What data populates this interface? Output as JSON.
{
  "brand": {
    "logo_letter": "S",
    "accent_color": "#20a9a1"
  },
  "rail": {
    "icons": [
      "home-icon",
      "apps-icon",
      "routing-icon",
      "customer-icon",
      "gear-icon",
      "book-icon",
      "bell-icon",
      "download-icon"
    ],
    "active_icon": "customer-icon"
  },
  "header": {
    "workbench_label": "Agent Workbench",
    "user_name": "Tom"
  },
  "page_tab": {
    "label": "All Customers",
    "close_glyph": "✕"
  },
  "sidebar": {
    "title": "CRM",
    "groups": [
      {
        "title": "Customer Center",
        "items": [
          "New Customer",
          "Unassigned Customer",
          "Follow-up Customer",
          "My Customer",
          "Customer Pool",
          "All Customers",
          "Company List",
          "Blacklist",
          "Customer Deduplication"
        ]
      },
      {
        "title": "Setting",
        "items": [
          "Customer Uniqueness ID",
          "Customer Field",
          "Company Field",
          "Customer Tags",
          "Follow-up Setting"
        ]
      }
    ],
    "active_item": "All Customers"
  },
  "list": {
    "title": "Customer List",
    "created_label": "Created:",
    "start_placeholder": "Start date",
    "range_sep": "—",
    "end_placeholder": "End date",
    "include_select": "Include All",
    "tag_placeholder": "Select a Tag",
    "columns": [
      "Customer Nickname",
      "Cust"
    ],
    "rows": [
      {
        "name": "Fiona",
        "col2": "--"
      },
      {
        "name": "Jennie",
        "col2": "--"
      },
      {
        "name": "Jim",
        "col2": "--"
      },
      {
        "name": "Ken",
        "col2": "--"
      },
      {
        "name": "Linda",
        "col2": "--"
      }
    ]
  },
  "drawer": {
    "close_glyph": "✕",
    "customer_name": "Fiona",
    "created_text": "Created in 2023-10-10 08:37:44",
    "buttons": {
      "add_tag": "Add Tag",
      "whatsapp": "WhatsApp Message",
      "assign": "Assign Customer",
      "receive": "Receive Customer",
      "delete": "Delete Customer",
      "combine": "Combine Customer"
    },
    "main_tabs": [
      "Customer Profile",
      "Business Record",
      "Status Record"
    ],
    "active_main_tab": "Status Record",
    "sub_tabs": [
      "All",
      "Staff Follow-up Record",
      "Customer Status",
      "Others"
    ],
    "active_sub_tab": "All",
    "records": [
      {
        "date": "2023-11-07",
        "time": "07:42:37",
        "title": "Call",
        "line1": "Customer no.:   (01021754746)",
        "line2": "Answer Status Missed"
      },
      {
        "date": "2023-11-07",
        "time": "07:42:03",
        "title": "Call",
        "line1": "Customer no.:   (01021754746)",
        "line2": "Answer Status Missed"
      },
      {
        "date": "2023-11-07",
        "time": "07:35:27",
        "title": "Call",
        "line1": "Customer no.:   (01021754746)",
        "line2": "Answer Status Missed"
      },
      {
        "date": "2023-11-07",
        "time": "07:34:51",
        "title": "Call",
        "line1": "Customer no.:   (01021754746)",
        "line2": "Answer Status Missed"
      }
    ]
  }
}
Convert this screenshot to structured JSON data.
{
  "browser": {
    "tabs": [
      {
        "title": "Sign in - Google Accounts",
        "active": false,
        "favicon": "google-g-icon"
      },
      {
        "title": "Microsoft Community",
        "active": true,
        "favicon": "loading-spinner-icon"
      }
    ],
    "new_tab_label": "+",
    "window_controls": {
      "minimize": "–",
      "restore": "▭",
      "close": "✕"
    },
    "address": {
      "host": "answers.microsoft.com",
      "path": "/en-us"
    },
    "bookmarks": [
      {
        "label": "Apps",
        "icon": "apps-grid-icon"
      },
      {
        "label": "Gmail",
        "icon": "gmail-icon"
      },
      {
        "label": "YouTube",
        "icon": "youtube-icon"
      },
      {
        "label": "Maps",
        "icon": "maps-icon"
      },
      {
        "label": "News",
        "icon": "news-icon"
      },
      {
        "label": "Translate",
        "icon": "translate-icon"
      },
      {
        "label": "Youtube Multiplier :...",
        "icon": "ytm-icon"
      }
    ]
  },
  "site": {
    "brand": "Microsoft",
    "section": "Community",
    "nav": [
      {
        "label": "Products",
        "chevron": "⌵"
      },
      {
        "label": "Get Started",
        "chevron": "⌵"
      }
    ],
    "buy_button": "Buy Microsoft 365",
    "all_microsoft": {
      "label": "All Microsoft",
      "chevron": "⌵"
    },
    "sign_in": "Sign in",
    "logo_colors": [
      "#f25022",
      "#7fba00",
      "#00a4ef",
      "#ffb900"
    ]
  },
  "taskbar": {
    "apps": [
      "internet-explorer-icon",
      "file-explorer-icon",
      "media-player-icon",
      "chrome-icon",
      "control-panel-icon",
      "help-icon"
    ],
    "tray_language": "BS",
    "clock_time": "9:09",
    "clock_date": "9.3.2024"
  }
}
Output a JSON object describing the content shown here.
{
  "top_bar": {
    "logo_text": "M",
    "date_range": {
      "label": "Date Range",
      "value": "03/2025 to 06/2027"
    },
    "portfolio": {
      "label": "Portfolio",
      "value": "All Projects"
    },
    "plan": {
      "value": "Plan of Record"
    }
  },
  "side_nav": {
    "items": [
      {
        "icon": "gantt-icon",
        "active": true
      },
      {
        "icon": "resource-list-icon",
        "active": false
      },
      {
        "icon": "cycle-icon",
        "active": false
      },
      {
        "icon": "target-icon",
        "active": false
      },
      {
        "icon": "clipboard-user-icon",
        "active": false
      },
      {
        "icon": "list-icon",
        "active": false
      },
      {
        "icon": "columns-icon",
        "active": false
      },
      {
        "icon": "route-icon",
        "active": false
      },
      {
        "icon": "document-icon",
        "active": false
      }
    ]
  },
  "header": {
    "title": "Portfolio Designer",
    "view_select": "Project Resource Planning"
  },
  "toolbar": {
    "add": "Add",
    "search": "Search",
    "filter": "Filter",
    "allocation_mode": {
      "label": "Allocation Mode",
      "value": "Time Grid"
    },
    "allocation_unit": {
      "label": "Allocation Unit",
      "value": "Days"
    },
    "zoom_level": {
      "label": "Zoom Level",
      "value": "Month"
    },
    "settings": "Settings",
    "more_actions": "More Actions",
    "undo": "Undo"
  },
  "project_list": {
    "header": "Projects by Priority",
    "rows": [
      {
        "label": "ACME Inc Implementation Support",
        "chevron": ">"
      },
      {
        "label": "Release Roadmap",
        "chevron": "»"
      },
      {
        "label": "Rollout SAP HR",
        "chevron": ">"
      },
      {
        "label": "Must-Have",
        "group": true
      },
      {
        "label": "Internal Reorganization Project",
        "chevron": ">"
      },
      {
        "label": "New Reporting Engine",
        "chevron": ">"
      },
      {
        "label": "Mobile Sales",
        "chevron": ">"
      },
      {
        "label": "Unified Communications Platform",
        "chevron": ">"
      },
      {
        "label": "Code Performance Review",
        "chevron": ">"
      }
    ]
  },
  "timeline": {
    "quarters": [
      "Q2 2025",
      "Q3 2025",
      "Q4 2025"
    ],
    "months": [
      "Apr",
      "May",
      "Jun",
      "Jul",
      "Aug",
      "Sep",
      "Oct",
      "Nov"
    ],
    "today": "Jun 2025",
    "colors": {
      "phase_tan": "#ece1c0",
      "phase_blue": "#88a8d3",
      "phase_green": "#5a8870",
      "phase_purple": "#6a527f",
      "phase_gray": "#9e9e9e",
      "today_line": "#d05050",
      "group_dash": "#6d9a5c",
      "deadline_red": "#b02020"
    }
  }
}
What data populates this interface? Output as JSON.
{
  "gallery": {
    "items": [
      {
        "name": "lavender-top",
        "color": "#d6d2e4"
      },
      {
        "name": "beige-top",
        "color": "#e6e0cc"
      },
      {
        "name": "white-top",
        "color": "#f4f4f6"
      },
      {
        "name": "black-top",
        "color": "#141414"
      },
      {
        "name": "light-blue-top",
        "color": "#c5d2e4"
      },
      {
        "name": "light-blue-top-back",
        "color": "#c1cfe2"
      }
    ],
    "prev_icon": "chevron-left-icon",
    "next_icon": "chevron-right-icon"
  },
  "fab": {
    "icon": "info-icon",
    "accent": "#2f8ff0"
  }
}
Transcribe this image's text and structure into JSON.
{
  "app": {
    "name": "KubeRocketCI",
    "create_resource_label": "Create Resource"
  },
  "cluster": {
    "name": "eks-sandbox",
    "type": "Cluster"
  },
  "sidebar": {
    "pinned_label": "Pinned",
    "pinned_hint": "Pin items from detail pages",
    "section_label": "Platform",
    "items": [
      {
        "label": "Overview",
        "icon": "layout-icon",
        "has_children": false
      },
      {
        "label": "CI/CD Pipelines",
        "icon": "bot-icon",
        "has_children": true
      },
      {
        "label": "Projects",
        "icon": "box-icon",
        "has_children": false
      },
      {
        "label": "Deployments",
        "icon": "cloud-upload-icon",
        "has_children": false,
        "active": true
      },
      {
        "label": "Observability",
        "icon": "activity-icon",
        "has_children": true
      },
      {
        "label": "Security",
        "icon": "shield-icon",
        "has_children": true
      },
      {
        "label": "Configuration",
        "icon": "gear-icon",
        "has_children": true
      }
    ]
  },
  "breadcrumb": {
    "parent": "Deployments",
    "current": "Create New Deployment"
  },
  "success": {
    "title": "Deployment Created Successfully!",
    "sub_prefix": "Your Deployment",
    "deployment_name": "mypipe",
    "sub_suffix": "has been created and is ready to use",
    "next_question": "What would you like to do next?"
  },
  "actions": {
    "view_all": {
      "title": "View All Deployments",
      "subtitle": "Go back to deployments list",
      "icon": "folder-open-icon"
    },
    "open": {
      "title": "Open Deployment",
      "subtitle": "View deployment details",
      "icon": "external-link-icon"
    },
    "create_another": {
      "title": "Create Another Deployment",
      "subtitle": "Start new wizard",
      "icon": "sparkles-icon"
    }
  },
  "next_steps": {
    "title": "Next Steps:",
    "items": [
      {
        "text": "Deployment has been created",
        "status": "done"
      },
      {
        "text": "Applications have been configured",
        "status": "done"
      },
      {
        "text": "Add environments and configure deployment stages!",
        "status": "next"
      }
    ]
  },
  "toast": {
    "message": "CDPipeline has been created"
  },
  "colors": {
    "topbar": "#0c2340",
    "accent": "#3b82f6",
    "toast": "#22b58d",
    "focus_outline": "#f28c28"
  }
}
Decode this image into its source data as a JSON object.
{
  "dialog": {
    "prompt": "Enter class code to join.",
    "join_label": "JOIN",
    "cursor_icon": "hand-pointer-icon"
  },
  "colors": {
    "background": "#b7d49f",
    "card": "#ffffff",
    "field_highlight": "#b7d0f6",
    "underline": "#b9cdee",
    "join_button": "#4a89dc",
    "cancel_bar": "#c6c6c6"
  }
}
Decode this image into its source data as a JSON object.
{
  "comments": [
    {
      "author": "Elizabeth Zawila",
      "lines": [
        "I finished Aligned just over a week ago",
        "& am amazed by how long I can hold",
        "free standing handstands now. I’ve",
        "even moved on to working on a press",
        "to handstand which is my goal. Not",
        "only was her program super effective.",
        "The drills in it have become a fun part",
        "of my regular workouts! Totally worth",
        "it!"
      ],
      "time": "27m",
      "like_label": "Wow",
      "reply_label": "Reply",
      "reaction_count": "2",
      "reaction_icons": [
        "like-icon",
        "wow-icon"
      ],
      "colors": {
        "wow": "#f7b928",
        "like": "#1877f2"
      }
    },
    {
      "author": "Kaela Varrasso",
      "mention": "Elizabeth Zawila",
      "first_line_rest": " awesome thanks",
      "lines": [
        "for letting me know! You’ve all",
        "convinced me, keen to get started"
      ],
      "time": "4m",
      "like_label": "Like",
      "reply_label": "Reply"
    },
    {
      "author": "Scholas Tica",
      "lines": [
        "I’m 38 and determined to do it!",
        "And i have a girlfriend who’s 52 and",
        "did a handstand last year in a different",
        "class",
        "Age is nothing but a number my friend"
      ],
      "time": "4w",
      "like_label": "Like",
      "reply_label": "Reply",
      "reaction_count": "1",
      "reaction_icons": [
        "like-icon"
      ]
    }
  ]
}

■ ■ ■ ■

* Work required:
In the listing, find every line containing the word "favicon" and list it.

* Exercise response:
        "favicon": "google-g-icon"
        "favicon": "loading-spinner-icon"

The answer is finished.